***** Data records *****

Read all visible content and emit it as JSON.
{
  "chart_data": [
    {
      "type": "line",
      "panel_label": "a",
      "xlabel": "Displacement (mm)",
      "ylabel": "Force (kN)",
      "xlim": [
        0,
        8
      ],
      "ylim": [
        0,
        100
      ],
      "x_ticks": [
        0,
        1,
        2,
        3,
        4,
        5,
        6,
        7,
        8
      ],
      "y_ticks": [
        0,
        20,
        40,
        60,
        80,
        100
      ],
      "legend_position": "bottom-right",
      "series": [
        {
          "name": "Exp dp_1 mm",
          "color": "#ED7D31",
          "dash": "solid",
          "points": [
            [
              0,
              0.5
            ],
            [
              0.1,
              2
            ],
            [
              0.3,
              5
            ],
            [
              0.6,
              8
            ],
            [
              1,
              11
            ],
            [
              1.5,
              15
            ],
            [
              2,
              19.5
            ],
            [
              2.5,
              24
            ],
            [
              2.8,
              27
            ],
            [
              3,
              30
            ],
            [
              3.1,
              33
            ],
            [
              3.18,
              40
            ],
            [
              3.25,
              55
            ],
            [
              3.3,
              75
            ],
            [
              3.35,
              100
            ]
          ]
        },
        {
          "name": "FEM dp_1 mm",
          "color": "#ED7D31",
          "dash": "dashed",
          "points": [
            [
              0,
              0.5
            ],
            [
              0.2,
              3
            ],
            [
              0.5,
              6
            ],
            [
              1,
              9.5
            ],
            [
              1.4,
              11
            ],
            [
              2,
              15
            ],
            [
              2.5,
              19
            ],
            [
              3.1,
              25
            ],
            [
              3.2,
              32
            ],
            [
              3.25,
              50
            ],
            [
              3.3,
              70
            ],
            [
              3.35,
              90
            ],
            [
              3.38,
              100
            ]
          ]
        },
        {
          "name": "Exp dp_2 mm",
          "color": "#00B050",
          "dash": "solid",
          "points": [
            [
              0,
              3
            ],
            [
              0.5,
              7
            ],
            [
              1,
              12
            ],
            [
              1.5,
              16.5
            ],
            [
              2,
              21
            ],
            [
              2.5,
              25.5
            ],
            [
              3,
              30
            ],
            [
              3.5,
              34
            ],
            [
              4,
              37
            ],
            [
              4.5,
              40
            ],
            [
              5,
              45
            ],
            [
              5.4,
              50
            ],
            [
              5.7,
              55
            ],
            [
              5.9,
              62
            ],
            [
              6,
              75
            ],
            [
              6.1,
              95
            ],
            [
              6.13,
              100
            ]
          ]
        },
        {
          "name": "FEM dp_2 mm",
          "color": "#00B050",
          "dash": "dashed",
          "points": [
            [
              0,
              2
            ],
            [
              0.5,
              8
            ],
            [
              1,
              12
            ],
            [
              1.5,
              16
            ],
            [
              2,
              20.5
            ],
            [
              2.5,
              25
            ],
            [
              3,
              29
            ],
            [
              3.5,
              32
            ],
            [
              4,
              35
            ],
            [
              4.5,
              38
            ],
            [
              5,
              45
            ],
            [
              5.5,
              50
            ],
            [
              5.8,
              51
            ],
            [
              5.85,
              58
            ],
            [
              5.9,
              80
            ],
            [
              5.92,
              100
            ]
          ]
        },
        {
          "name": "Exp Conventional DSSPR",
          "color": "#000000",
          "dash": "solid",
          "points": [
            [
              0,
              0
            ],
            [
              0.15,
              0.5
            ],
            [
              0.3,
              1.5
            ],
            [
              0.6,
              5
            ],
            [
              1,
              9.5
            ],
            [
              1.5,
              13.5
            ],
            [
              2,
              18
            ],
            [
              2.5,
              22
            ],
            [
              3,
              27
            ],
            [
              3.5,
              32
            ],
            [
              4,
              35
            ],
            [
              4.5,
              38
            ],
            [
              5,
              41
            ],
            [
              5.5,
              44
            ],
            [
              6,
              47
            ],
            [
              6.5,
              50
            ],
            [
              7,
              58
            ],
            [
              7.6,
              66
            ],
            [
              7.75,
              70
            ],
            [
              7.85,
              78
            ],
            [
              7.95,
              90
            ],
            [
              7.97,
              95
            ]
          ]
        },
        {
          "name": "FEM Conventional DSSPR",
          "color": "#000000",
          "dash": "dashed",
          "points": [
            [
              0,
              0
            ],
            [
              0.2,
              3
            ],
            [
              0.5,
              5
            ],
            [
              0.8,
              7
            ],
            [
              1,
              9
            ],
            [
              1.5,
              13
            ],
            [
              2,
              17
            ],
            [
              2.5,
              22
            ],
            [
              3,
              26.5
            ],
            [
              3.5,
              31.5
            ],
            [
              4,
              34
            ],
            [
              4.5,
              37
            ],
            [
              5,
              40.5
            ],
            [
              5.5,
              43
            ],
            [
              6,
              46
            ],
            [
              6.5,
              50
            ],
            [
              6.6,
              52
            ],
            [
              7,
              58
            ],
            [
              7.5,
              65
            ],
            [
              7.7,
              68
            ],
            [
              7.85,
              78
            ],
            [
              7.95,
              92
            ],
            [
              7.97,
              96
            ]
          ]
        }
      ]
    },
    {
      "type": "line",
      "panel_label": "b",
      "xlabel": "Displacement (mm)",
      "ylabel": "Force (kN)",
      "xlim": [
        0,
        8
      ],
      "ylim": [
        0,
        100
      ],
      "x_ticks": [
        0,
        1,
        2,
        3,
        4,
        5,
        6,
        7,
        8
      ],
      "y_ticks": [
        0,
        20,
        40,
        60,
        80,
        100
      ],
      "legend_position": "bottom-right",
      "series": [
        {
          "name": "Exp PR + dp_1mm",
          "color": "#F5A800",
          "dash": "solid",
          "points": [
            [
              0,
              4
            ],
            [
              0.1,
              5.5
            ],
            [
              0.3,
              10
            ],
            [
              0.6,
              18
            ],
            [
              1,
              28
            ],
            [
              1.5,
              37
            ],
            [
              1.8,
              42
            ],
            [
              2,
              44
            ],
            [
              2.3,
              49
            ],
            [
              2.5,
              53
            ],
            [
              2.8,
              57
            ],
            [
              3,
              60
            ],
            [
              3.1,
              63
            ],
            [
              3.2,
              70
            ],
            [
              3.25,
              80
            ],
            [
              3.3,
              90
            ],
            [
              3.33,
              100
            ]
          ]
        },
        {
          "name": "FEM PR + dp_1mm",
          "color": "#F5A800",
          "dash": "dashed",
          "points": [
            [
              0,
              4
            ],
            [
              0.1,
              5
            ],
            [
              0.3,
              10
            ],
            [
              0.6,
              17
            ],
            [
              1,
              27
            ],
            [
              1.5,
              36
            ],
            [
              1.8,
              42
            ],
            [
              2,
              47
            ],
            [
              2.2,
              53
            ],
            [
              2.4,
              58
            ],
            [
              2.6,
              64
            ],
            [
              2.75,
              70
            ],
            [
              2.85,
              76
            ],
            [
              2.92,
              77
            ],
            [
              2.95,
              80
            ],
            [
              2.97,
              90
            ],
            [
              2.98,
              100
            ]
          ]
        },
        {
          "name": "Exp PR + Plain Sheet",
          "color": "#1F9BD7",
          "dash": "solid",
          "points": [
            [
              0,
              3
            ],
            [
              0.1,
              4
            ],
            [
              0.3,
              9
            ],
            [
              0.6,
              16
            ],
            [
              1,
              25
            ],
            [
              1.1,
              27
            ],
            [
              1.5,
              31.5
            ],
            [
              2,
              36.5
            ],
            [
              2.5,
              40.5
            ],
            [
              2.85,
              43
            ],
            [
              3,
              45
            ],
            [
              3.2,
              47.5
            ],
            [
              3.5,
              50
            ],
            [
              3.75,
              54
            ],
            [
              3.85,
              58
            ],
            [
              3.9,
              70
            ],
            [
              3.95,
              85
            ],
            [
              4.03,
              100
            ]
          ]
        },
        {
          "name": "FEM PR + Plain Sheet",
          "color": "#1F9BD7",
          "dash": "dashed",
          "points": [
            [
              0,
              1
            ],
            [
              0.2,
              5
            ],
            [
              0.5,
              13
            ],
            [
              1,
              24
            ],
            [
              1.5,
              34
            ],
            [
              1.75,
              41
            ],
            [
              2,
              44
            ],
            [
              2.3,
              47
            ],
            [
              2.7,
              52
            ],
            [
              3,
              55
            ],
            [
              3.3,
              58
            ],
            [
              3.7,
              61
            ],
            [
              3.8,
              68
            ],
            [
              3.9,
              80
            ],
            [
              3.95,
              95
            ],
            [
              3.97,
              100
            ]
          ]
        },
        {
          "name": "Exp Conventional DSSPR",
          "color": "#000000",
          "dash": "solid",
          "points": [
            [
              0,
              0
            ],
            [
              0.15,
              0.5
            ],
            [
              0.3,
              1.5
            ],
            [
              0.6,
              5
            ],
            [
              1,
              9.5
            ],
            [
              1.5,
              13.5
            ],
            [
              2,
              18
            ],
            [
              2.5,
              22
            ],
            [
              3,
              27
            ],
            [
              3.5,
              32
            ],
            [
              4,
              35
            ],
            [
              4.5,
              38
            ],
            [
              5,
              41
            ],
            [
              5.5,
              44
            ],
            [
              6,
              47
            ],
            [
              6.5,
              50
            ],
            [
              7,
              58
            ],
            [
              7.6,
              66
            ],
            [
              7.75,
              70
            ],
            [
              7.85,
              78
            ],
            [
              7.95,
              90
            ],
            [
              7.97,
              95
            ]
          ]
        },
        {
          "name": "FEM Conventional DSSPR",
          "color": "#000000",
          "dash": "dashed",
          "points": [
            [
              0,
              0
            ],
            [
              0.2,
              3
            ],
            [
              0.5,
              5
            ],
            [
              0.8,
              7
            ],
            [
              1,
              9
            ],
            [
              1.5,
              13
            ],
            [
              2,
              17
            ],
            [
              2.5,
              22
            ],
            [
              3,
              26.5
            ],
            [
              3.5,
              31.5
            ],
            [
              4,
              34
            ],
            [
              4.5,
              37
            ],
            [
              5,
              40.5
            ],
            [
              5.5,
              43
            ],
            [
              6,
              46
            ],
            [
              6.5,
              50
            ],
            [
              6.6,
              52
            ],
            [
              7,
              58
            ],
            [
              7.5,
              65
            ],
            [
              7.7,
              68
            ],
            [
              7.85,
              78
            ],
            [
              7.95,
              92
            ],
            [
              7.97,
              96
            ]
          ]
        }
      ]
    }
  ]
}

*****

**Your task**
Identify every line above with the string "name" in it. Copy those lines.

**The response**
          "name": "Exp dp_1 mm",
          "name": "FEM dp_1 mm",
          "name": "Exp dp_2 mm",
          "name": "FEM dp_2 mm",
          "name": "Exp Conventional DSSPR",
          "name": "FEM Conventional DSSPR",
          "name": "Exp PR + dp_1mm",
          "name": "FEM PR + dp_1mm",
          "name": "Exp PR + Plain Sheet",
          "name": "FEM PR + Plain Sheet",
          "name": "Exp Conventional DSSPR",
          "name": "FEM Conventional DSSPR",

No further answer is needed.